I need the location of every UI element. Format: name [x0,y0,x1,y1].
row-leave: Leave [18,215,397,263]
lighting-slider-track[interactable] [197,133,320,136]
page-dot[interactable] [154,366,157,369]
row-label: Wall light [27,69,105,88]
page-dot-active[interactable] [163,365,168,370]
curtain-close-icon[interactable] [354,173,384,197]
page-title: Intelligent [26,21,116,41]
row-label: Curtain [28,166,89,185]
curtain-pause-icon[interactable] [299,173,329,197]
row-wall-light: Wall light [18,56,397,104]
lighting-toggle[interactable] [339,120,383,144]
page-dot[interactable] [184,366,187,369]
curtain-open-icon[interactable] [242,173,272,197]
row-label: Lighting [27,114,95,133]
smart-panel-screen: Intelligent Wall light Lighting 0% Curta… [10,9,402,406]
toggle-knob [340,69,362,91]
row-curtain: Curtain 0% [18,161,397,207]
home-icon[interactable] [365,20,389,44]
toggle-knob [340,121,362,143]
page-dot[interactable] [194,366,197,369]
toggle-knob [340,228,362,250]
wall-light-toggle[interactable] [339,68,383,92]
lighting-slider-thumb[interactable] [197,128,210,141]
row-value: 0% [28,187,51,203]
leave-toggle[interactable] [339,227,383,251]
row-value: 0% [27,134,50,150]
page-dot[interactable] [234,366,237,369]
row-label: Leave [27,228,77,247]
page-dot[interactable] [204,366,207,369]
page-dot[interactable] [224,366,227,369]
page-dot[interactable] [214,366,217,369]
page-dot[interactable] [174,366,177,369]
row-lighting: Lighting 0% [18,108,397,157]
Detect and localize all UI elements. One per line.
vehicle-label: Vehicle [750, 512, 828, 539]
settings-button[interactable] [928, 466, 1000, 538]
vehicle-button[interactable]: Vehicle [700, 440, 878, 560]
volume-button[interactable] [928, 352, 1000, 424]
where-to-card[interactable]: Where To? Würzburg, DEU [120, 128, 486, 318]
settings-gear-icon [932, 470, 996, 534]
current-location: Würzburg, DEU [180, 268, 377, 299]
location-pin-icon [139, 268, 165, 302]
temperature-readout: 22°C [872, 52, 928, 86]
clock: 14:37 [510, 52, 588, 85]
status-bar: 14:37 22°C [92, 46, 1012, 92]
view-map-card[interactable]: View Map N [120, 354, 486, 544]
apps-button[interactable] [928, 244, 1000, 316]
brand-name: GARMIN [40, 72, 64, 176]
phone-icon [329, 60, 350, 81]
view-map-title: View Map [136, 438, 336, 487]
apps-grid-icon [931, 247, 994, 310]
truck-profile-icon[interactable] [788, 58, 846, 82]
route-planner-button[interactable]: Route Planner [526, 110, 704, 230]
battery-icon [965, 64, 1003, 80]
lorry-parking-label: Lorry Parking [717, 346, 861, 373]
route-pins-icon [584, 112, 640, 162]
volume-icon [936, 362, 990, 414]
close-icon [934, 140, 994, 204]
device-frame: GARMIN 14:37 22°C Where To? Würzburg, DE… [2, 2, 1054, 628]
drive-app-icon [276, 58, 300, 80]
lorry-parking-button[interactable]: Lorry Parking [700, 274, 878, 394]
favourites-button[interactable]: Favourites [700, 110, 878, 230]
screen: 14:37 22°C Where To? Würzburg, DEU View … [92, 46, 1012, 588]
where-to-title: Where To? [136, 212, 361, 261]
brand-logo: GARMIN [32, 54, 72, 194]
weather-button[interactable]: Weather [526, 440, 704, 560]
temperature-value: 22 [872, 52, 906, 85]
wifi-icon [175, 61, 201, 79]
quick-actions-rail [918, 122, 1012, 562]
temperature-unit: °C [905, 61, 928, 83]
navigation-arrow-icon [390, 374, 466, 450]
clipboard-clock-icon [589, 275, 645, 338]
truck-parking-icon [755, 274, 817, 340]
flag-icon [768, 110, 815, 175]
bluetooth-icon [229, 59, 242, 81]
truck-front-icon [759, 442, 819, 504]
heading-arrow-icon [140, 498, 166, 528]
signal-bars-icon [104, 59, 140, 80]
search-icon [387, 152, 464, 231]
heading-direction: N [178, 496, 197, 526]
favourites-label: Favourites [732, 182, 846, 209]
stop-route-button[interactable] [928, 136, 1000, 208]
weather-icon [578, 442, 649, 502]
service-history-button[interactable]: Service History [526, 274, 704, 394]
##############################
> **Problem statement**
Please set out every line of the records above as a numbered list, leaving out any blank lines.

> **Correct answer**
1. I need the location of every UI element. Format: name [x0,y0,x1,y1].
2. row-leave: Leave [18,215,397,263]
3. lighting-slider-track[interactable] [197,133,320,136]
4. page-dot[interactable] [154,366,157,369]
5. row-label: Wall light [27,69,105,88]
6. page-dot-active[interactable] [163,365,168,370]
7. curtain-close-icon[interactable] [354,173,384,197]
8. page-title: Intelligent [26,21,116,41]
9. row-label: Curtain [28,166,89,185]
10. curtain-pause-icon[interactable] [299,173,329,197]
11. row-wall-light: Wall light [18,56,397,104]
12. lighting-toggle[interactable] [339,120,383,144]
13. page-dot[interactable] [184,366,187,369]
14. curtain-open-icon[interactable] [242,173,272,197]
15. row-label: Lighting [27,114,95,133]
16. smart-panel-screen: Intelligent Wall light Lighting 0% Curta… [10,9,402,406]
17. toggle-knob [340,69,362,91]
18. row-curtain: Curtain 0% [18,161,397,207]
19. home-icon[interactable] [365,20,389,44]
20. toggle-knob [340,121,362,143]
21. page-dot[interactable] [194,366,197,369]
22. toggle-knob [340,228,362,250]
23. wall-light-toggle[interactable] [339,68,383,92]
24. lighting-slider-thumb[interactable] [197,128,210,141]
25. row-value: 0% [28,187,51,203]
26. leave-toggle[interactable] [339,227,383,251]
27. row-value: 0% [27,134,50,150]
28. page-dot[interactable] [234,366,237,369]
29. row-label: Leave [27,228,77,247]
30. page-dot[interactable] [204,366,207,369]
31. page-dot[interactable] [224,366,227,369]
32. page-dot[interactable] [214,366,217,369]
33. page-dot[interactable] [174,366,177,369]
34. row-lighting: Lighting 0% [18,108,397,157]
35. Detect and localize all UI elements. One per line.
36. vehicle-label: Vehicle [750, 512, 828, 539]
37. settings-button[interactable] [928, 466, 1000, 538]
38. vehicle-button[interactable]: Vehicle [700, 440, 878, 560]
39. volume-button[interactable] [928, 352, 1000, 424]
40. where-to-card[interactable]: Where To? Würzburg, DEU [120, 128, 486, 318]
41. settings-gear-icon [932, 470, 996, 534]
42. current-location: Würzburg, DEU [180, 268, 377, 299]
43. location-pin-icon [139, 268, 165, 302]
44. temperature-readout: 22°C [872, 52, 928, 86]
45. clock: 14:37 [510, 52, 588, 85]
46. status-bar: 14:37 22°C [92, 46, 1012, 92]
47. view-map-card[interactable]: View Map N [120, 354, 486, 544]
48. apps-button[interactable] [928, 244, 1000, 316]
49. brand-name: GARMIN [40, 72, 64, 176]
50. phone-icon [329, 60, 350, 81]
51. view-map-title: View Map [136, 438, 336, 487]
52. apps-grid-icon [931, 247, 994, 310]
53. truck-profile-icon[interactable] [788, 58, 846, 82]
54. route-planner-button[interactable]: Route Planner [526, 110, 704, 230]
55. battery-icon [965, 64, 1003, 80]
56. lorry-parking-label: Lorry Parking [717, 346, 861, 373]
57. route-pins-icon [584, 112, 640, 162]
58. volume-icon [936, 362, 990, 414]
59. close-icon [934, 140, 994, 204]
60. device-frame: GARMIN 14:37 22°C Where To? Würzburg, DE… [2, 2, 1054, 628]
61. drive-app-icon [276, 58, 300, 80]
62. lorry-parking-button[interactable]: Lorry Parking [700, 274, 878, 394]
63. favourites-button[interactable]: Favourites [700, 110, 878, 230]
64. screen: 14:37 22°C Where To? Würzburg, DEU View … [92, 46, 1012, 588]
65. where-to-title: Where To? [136, 212, 361, 261]
66. brand-logo: GARMIN [32, 54, 72, 194]
67. weather-button[interactable]: Weather [526, 440, 704, 560]
68. temperature-value: 22 [872, 52, 906, 85]
69. wifi-icon [175, 61, 201, 79]
70. quick-actions-rail [918, 122, 1012, 562]
71. temperature-unit: °C [905, 61, 928, 83]
72. navigation-arrow-icon [390, 374, 466, 450]
73. clipboard-clock-icon [589, 275, 645, 338]
74. truck-parking-icon [755, 274, 817, 340]
75. flag-icon [768, 110, 815, 175]
76. bluetooth-icon [229, 59, 242, 81]
77. truck-front-icon [759, 442, 819, 504]
78. heading-arrow-icon [140, 498, 166, 528]
79. signal-bars-icon [104, 59, 140, 80]
80. search-icon [387, 152, 464, 231]
81. heading-direction: N [178, 496, 197, 526]
82. favourites-label: Favourites [732, 182, 846, 209]
83. stop-route-button[interactable] [928, 136, 1000, 208]
84. weather-icon [578, 442, 649, 502]
85. service-history-button[interactable]: Service History [526, 274, 704, 394]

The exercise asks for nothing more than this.